---------- Records shown ----------

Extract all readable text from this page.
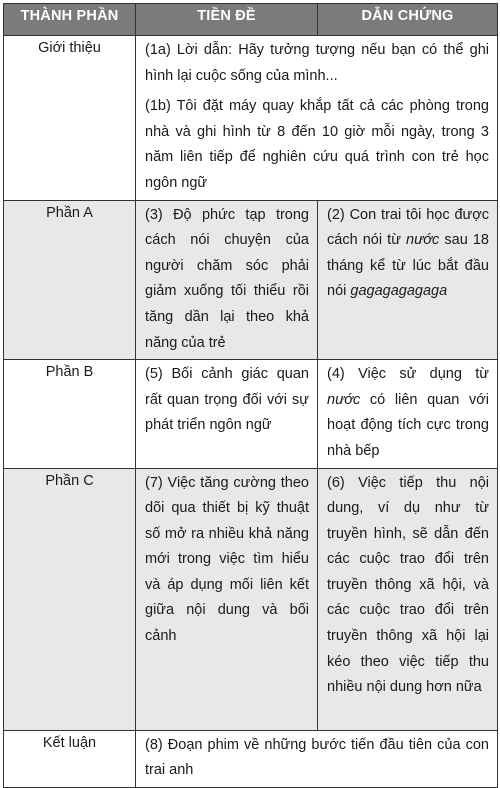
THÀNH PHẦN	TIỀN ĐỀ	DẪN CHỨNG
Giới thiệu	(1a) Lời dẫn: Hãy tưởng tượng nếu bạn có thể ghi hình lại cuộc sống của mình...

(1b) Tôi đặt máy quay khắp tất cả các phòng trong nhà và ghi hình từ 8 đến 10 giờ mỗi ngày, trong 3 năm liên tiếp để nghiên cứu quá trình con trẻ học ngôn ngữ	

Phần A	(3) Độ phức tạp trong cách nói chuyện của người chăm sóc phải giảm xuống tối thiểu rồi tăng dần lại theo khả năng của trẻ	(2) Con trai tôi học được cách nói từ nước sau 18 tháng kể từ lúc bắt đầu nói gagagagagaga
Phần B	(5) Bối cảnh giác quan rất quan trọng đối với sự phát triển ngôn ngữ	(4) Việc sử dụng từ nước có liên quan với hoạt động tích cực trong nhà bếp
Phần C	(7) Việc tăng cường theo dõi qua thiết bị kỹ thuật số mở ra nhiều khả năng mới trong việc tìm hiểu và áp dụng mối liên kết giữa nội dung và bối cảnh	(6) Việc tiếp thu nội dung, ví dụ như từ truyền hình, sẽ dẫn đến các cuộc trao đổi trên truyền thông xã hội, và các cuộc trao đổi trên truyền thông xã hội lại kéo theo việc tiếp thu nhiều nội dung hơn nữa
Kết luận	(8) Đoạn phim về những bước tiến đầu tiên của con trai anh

----------

= Prompt =
Above are the records; reproduce them exactly and leave out the pictures.

= Exercise response =
Extract all readable text from this page.
THÀNH PHẦN	TIỀN ĐỀ	DẪN CHỨNG
Giới thiệu	(1a) Lời dẫn: Hãy tưởng tượng nếu bạn có thể ghi hình lại cuộc sống của mình...

(1b) Tôi đặt máy quay khắp tất cả các phòng trong nhà và ghi hình từ 8 đến 10 giờ mỗi ngày, trong 3 năm liên tiếp để nghiên cứu quá trình con trẻ học ngôn ngữ	

Phần A	(3) Độ phức tạp trong cách nói chuyện của người chăm sóc phải giảm xuống tối thiểu rồi tăng dần lại theo khả năng của trẻ	(2) Con trai tôi học được cách nói từ nước sau 18 tháng kể từ lúc bắt đầu nói gagagagagaga
Phần B	(5) Bối cảnh giác quan rất quan trọng đối với sự phát triển ngôn ngữ	(4) Việc sử dụng từ nước có liên quan với hoạt động tích cực trong nhà bếp
Phần C	(7) Việc tăng cường theo dõi qua thiết bị kỹ thuật số mở ra nhiều khả năng mới trong việc tìm hiểu và áp dụng mối liên kết giữa nội dung và bối cảnh	(6) Việc tiếp thu nội dung, ví dụ như từ truyền hình, sẽ dẫn đến các cuộc trao đổi trên truyền thông xã hội, và các cuộc trao đổi trên truyền thông xã hội lại kéo theo việc tiếp thu nhiều nội dung hơn nữa
Kết luận	(8) Đoạn phim về những bước tiến đầu tiên của con trai anh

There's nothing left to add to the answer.